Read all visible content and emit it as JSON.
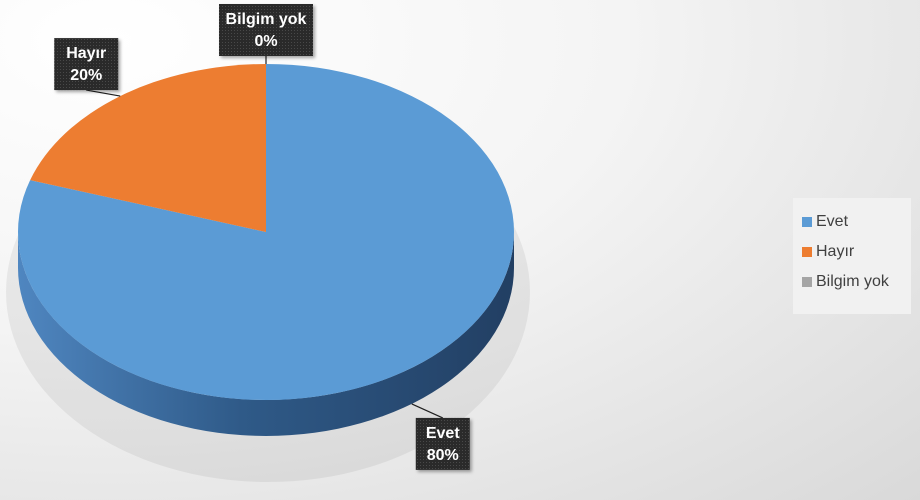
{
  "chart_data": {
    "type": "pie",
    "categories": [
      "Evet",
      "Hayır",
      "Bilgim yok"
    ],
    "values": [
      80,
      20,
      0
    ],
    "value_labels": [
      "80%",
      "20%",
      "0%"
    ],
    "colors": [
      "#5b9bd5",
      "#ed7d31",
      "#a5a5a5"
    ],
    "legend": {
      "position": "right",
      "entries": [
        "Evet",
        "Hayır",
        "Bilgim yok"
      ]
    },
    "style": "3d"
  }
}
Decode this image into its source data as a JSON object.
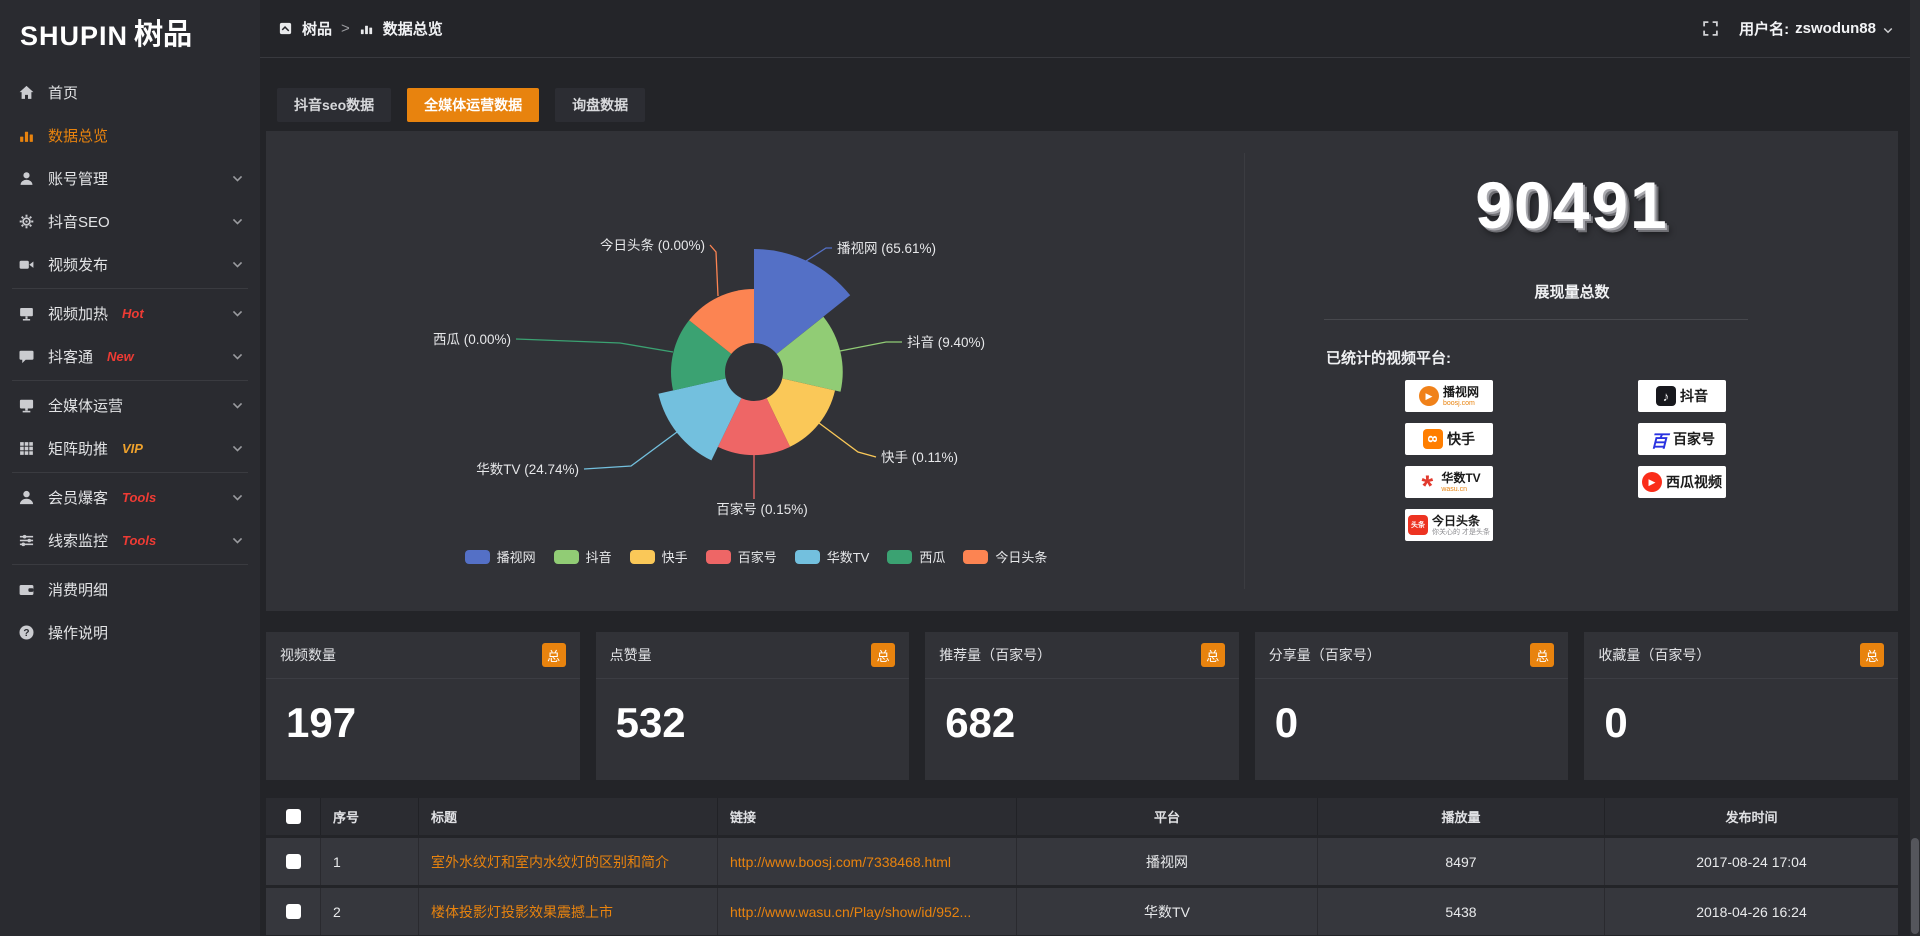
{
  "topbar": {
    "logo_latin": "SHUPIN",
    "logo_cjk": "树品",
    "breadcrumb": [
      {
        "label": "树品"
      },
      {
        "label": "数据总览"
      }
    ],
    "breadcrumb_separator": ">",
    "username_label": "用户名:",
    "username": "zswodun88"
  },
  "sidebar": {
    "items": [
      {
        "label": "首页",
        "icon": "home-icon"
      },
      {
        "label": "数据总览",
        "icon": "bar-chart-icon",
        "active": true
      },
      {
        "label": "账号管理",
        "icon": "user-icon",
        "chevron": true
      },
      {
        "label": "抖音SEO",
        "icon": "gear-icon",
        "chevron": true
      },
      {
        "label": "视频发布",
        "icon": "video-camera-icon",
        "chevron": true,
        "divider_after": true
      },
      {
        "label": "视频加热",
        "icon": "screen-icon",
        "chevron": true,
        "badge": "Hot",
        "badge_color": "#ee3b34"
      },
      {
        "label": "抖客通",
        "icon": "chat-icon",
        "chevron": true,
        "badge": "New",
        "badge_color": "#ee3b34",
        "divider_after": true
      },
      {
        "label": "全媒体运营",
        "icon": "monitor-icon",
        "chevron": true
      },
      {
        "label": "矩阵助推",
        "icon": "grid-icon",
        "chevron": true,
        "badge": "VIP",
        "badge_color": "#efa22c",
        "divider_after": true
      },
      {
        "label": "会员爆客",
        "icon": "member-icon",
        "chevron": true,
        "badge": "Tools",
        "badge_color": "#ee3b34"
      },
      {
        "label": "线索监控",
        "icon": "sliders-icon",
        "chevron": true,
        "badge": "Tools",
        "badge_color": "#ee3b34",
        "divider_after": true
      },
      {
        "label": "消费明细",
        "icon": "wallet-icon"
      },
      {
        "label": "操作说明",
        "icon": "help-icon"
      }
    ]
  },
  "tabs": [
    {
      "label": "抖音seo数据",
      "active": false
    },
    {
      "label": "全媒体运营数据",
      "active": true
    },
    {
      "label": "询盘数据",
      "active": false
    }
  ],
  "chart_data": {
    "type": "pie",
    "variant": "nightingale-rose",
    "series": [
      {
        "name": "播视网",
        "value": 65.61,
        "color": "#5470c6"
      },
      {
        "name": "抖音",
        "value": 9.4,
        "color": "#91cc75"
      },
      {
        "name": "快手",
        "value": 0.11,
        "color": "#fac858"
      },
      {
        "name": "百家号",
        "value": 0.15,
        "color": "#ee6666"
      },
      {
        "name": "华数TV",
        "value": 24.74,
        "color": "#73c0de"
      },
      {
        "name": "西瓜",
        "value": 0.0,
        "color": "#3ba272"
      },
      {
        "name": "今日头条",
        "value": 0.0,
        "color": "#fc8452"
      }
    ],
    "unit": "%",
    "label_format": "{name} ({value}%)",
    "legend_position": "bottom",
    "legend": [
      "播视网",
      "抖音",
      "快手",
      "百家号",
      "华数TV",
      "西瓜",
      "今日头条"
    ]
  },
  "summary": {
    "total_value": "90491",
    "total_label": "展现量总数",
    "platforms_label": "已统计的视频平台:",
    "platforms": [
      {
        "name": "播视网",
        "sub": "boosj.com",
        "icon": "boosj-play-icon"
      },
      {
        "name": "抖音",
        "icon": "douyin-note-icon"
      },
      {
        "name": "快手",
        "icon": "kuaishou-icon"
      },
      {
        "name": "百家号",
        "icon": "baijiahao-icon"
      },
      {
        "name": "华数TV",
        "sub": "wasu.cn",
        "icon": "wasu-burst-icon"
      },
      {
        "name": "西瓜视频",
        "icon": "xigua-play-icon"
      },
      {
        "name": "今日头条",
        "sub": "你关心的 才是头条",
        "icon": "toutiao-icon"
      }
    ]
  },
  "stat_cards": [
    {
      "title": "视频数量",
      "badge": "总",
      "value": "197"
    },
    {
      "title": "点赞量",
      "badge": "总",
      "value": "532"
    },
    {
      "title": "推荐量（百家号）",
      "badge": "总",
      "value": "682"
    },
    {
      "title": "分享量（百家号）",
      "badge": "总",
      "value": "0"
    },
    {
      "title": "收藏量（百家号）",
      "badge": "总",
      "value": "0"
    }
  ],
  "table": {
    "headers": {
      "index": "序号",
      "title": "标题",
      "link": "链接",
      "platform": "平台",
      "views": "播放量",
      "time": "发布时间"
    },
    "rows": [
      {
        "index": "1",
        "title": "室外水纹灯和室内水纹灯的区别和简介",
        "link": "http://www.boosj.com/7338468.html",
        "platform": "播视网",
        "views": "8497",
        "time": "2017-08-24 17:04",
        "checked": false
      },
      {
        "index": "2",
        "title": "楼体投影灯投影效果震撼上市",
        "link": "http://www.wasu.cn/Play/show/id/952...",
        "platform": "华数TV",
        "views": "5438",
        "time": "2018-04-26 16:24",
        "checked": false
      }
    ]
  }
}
════
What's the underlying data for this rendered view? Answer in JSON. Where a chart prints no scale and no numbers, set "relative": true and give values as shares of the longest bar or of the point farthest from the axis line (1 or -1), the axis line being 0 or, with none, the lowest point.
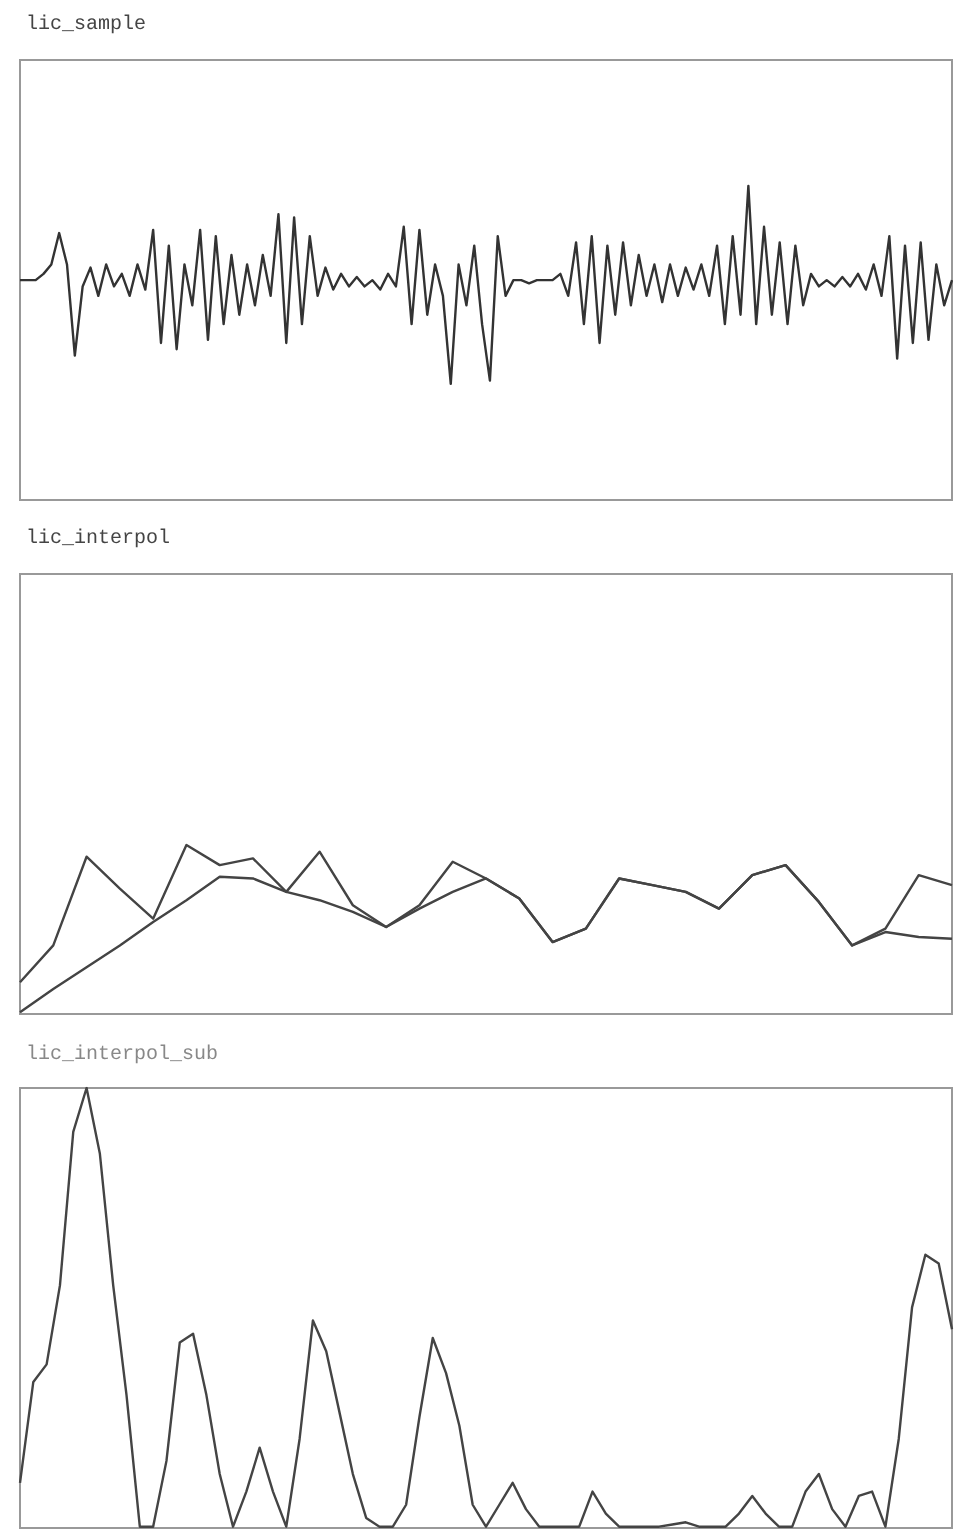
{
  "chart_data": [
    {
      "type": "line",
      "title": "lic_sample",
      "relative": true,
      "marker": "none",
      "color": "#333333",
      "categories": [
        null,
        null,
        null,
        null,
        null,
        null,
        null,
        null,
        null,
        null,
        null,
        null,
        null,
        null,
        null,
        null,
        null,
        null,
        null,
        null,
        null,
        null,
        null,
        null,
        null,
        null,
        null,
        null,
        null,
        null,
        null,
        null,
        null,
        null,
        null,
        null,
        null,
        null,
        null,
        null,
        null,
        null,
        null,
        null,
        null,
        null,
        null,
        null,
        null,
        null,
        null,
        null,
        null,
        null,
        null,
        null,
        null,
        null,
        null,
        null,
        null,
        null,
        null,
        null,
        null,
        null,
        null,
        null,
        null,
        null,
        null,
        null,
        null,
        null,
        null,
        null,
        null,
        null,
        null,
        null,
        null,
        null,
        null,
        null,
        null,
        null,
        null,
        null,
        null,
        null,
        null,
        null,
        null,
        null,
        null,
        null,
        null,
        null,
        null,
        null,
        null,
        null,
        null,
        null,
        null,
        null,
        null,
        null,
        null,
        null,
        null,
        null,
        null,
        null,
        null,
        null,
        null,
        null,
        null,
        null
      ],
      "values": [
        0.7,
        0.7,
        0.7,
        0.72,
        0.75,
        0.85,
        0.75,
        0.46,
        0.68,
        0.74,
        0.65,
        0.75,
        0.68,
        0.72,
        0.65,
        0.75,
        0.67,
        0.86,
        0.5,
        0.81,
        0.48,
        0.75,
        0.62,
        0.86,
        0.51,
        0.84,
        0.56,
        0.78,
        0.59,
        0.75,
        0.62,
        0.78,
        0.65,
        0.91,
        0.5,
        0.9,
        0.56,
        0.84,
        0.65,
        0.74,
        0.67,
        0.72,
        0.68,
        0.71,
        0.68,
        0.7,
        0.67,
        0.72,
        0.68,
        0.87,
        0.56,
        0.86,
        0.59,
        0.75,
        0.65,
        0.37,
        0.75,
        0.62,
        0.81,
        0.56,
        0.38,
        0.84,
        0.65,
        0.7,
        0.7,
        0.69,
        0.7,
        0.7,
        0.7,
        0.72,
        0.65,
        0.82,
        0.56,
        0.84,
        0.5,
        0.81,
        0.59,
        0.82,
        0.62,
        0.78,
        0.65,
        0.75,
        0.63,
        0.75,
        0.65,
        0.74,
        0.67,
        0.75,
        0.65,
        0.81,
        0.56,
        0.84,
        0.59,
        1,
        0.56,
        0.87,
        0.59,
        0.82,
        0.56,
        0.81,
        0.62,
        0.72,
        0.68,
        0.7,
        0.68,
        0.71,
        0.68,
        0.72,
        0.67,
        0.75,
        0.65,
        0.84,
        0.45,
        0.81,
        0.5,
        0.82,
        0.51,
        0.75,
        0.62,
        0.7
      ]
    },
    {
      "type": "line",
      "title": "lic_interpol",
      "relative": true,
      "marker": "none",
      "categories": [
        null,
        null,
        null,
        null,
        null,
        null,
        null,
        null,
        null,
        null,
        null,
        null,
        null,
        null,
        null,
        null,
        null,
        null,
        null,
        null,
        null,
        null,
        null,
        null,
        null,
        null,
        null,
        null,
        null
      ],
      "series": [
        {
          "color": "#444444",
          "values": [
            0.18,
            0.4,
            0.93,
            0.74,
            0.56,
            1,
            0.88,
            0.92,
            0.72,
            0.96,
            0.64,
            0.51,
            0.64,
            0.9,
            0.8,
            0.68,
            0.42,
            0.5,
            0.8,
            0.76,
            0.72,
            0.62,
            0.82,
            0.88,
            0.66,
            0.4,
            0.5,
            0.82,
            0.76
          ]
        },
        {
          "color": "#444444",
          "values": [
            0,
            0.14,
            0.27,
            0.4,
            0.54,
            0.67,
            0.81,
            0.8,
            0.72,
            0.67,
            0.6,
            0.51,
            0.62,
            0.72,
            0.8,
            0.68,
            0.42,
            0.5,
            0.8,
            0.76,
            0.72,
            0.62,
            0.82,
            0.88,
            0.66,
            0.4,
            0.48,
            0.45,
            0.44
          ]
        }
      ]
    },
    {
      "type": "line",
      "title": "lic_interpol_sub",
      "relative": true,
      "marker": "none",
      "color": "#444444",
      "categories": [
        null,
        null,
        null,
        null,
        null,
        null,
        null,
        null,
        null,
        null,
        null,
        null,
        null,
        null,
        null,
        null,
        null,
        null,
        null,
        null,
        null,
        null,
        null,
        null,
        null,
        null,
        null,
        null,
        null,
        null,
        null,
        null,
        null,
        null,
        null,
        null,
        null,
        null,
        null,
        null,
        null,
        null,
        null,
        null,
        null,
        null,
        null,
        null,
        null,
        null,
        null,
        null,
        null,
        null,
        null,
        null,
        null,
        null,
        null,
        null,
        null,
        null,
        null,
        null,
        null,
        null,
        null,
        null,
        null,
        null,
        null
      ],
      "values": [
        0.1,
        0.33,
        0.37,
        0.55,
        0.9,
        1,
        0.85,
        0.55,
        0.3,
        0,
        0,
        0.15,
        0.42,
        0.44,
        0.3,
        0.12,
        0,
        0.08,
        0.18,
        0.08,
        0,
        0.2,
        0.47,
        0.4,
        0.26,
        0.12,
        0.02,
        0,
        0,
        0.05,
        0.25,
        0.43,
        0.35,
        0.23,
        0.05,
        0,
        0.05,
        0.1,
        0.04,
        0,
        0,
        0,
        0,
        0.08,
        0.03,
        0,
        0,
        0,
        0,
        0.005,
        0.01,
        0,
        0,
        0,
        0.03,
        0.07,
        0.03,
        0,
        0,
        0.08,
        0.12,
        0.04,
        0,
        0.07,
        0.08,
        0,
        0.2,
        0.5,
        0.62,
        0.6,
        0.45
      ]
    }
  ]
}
════
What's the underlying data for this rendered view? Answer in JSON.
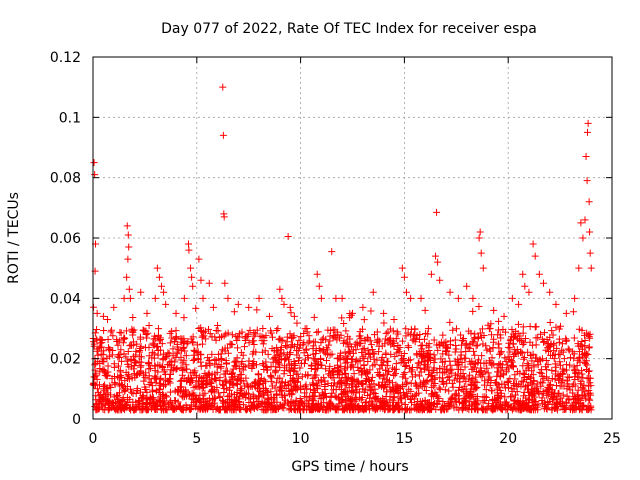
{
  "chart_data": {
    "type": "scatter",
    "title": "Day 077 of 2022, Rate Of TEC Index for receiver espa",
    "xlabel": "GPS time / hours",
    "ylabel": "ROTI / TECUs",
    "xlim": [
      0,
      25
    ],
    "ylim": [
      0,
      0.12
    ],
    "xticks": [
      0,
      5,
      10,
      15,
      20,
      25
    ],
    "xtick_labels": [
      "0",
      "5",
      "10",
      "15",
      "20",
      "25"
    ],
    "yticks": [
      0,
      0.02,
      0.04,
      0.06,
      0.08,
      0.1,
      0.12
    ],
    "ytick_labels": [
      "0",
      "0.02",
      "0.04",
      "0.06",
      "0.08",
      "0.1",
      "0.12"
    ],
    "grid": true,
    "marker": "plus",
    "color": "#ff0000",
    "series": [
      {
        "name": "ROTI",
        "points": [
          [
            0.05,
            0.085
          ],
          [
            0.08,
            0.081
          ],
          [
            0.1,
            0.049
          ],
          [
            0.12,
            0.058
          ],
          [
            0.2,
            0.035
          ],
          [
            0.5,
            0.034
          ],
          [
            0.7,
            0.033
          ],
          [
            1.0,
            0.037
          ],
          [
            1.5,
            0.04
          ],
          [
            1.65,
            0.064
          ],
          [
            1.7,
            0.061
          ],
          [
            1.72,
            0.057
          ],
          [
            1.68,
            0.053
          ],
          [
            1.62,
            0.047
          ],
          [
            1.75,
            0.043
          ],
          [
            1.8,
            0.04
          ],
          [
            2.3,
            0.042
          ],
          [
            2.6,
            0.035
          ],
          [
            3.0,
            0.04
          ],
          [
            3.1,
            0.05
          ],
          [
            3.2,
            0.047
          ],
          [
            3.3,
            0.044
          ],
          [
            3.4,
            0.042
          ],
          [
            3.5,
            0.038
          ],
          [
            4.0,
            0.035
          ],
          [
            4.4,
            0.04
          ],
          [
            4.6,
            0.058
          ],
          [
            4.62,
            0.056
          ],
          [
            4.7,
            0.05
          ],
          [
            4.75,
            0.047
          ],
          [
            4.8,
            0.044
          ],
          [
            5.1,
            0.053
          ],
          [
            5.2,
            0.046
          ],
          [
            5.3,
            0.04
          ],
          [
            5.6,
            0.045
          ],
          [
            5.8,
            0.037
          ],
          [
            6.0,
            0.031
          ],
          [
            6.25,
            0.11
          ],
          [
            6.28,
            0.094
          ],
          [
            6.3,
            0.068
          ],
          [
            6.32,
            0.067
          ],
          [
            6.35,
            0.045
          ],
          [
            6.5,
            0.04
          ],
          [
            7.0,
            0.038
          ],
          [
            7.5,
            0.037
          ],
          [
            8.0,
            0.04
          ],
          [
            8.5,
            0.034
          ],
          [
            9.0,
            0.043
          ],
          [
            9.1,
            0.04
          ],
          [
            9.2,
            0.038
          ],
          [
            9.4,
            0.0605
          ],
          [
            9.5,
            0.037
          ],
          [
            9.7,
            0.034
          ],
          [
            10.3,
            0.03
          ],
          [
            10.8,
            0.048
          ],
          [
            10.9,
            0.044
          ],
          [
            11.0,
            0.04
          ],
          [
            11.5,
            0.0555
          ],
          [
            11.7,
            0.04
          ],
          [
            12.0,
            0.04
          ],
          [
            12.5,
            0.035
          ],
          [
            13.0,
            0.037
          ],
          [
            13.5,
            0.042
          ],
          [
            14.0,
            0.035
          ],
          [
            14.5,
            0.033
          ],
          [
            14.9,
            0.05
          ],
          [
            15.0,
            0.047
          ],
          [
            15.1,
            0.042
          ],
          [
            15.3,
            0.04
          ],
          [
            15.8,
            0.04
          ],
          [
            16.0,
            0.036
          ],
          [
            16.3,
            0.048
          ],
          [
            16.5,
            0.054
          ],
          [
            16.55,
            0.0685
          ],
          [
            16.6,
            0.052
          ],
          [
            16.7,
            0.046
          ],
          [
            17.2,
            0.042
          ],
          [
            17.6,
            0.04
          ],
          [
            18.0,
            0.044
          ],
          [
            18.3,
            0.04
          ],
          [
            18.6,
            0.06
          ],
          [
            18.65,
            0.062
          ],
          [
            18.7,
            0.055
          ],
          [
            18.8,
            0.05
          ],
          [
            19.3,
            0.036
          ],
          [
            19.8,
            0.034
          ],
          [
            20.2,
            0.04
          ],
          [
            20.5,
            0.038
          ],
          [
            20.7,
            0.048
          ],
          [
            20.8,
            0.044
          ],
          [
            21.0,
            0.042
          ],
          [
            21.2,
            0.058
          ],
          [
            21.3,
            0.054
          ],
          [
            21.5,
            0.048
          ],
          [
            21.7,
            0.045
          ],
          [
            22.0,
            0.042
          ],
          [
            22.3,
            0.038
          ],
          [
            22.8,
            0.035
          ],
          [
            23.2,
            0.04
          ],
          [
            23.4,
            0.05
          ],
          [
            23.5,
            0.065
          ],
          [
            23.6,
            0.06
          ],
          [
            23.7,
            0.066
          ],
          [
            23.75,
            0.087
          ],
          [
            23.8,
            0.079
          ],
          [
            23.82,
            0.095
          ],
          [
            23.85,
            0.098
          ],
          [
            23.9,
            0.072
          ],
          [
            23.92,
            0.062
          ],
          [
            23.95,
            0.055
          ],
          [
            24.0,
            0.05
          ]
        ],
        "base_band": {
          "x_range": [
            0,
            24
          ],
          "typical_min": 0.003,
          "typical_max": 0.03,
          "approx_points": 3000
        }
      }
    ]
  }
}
════
Problem to work on =>
Pick out each line containing "wasu" and report it.

Final answer =>
        "sub": "wasu.cn",
        "icon": "wasu-burst-icon"
        "link": "http://www.wasu.cn/Play/show/id/952...",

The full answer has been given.